(Figure data in JSON)
--- START ---

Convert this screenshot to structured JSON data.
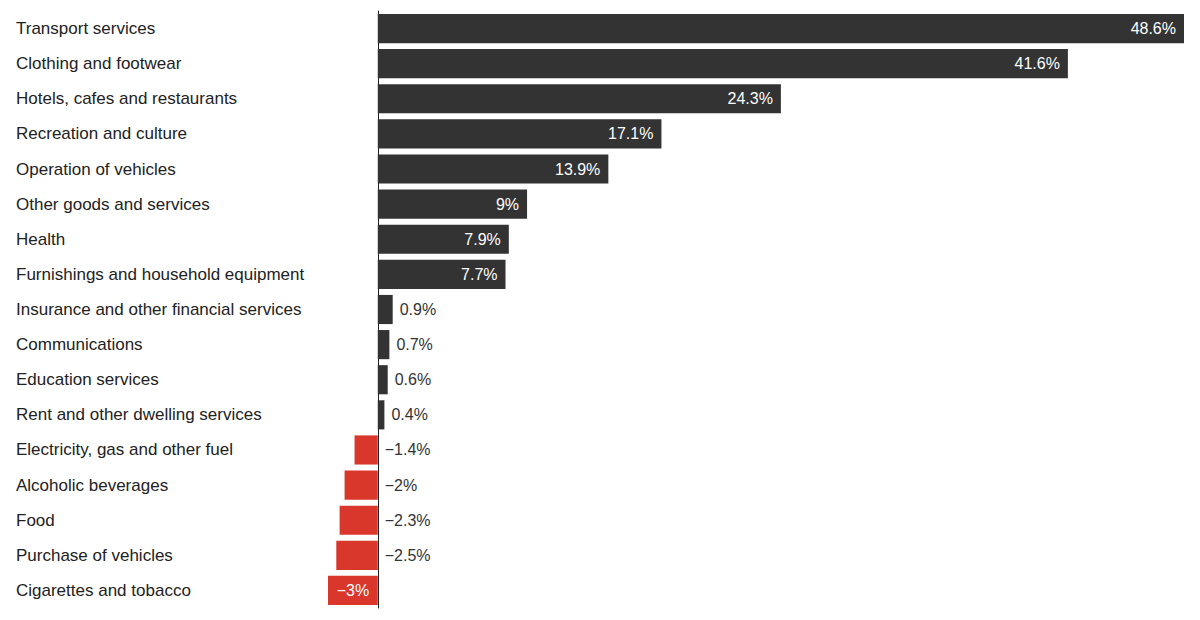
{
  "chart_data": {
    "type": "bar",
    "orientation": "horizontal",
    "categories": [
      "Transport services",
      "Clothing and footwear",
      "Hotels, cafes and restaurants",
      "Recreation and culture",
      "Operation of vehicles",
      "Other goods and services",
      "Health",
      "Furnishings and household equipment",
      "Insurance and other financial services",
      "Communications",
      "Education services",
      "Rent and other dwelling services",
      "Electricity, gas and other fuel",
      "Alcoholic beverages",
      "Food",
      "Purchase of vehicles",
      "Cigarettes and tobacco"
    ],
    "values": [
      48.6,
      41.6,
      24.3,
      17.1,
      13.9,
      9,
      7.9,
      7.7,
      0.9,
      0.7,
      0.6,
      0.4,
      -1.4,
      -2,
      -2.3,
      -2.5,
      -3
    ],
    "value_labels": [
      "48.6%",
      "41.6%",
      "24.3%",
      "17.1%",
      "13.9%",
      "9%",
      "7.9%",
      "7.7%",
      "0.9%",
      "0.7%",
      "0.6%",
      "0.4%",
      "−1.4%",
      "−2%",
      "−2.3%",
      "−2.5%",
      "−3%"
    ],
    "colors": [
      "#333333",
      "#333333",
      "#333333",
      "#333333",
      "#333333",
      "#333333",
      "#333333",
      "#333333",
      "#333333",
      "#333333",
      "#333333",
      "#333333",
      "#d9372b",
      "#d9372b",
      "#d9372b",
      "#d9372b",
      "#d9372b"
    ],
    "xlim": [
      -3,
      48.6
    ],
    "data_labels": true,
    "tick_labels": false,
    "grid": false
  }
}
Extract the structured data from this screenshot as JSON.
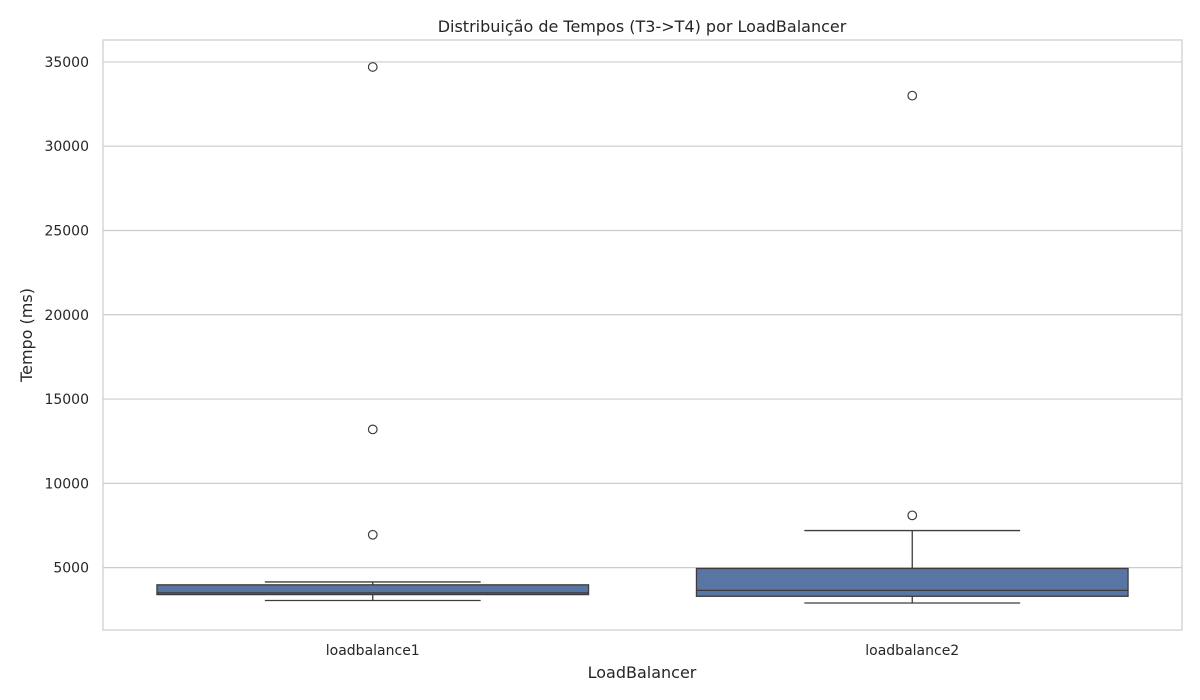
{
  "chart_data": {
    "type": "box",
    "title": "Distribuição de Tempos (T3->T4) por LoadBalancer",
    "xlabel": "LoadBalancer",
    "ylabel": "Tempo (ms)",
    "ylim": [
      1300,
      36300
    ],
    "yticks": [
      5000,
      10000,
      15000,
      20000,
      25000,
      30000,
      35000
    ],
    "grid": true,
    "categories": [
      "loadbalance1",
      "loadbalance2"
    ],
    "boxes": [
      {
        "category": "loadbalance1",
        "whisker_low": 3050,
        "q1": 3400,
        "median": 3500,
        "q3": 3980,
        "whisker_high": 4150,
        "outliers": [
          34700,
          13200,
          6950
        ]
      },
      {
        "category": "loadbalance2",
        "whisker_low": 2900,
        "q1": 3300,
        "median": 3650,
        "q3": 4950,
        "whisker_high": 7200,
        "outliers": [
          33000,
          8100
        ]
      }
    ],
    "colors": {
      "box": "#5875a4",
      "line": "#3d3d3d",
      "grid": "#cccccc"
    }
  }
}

--- END ---
--- START ---

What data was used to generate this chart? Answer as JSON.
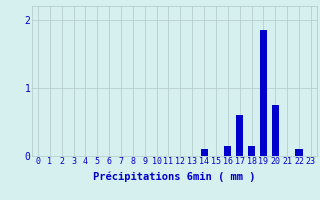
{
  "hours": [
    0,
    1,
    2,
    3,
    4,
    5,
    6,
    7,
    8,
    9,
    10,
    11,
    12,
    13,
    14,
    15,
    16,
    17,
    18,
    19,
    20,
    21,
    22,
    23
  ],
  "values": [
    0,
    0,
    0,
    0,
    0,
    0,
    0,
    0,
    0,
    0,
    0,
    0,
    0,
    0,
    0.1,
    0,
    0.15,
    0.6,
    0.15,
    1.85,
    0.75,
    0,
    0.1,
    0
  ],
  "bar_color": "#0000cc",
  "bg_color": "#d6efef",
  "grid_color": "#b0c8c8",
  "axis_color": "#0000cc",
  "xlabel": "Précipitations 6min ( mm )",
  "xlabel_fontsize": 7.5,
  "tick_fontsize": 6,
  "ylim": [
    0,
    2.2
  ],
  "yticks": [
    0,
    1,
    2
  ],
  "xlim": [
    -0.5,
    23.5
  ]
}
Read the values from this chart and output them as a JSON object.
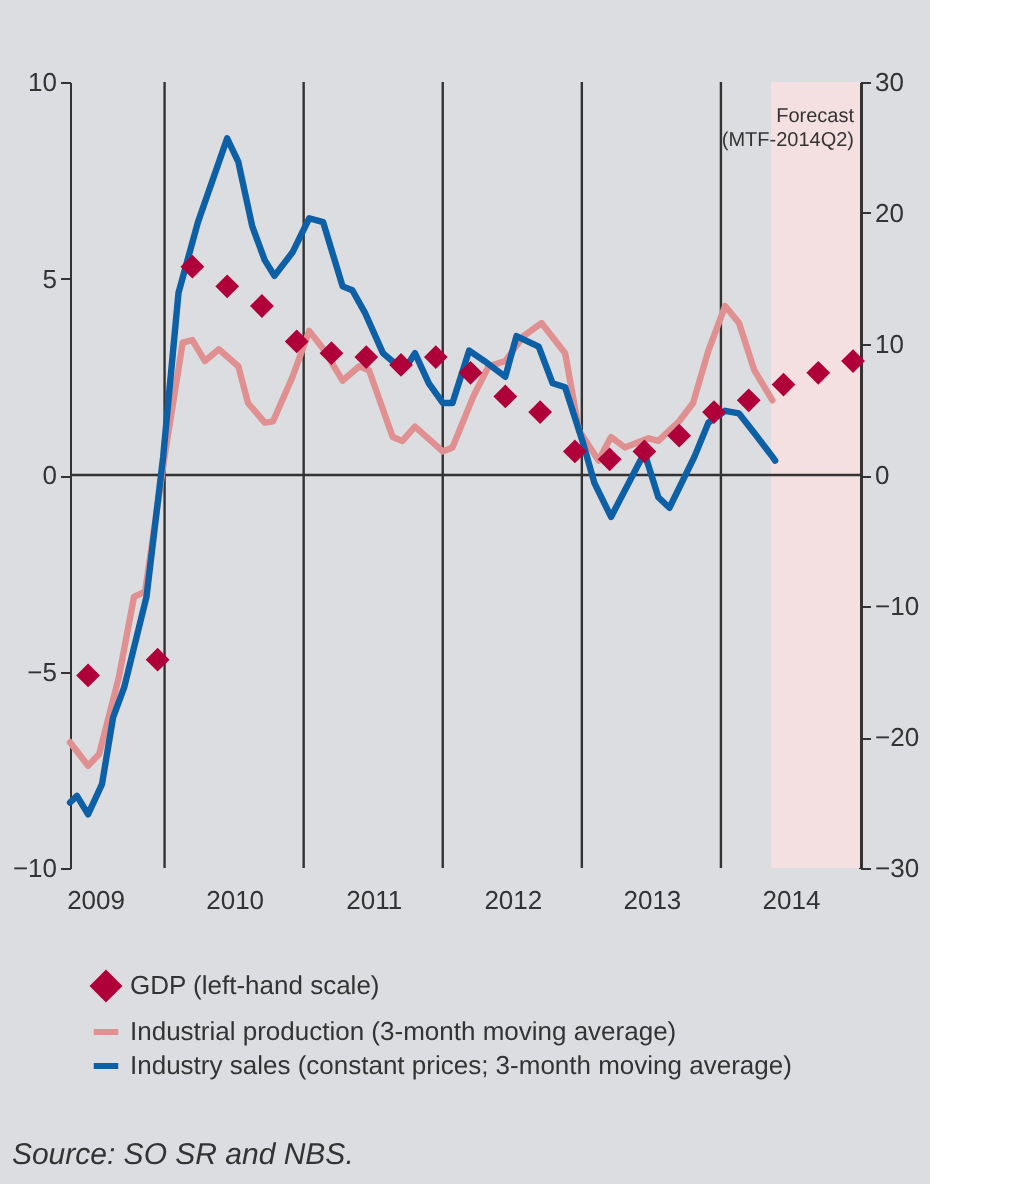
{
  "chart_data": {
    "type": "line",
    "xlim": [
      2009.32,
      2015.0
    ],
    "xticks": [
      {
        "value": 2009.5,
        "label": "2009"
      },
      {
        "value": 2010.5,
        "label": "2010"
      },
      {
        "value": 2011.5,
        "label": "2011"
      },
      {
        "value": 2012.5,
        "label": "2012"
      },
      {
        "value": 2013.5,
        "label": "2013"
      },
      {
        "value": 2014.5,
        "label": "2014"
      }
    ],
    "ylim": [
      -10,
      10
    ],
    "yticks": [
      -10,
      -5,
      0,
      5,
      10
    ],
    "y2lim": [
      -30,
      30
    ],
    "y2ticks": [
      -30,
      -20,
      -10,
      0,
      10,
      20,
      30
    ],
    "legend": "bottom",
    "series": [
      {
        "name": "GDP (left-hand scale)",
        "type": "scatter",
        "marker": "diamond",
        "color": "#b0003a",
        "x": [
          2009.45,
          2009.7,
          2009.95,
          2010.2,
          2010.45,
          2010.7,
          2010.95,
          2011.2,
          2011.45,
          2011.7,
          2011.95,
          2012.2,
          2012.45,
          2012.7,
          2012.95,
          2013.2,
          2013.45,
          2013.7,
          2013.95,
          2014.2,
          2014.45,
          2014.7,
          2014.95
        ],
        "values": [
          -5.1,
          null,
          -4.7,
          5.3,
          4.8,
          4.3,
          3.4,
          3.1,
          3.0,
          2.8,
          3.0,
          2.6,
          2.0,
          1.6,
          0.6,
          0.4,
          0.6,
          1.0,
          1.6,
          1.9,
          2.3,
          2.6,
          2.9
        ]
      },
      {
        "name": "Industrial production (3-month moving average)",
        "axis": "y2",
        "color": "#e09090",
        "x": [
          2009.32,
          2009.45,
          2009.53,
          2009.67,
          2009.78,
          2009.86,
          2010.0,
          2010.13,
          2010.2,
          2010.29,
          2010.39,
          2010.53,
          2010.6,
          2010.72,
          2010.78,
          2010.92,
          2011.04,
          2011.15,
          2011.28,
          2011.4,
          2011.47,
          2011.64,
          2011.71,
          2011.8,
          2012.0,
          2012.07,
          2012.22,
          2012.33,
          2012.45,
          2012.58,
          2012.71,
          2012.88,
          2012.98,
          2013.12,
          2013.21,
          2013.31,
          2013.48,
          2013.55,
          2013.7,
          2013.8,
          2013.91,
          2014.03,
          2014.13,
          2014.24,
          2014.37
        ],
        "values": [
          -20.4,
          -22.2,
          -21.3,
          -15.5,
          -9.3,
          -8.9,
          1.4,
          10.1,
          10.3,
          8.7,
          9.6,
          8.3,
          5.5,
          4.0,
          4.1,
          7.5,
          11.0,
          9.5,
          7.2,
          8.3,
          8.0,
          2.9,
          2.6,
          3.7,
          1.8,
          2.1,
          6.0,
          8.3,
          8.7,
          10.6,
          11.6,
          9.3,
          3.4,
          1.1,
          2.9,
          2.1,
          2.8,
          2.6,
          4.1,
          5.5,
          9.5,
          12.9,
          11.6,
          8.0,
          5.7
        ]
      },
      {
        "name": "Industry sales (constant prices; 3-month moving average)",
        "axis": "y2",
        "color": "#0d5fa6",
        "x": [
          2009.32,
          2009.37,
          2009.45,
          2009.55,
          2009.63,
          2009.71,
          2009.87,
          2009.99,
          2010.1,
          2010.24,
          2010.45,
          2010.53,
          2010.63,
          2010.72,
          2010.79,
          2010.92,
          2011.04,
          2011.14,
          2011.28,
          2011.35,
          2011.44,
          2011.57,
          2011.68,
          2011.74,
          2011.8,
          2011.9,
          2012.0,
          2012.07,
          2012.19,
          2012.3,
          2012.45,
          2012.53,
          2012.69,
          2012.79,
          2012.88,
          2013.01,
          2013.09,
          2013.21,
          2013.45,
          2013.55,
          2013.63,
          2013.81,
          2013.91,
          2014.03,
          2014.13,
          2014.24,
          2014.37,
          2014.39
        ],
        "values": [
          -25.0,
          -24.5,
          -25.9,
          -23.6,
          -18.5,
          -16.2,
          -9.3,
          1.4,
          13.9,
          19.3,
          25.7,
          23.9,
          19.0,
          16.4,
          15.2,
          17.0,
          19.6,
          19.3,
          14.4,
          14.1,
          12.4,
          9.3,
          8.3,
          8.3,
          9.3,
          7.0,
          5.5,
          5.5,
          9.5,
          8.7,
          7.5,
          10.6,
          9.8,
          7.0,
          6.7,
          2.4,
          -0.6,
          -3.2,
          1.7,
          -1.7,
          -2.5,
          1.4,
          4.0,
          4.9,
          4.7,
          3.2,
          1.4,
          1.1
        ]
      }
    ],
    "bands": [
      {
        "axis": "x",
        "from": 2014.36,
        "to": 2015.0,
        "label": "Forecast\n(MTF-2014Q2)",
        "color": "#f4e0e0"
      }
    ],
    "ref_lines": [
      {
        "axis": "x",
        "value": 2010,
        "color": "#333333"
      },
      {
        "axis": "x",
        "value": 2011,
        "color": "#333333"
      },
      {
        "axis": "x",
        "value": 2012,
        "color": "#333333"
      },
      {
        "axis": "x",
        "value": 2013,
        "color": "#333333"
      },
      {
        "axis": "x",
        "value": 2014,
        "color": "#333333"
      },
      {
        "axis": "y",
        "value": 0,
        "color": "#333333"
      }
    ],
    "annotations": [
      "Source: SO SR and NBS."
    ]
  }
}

--- END ---

■ Problem ■
Within the data above, count the lines that contain the string "type"; the reply is the number alone.

■ Output ■
4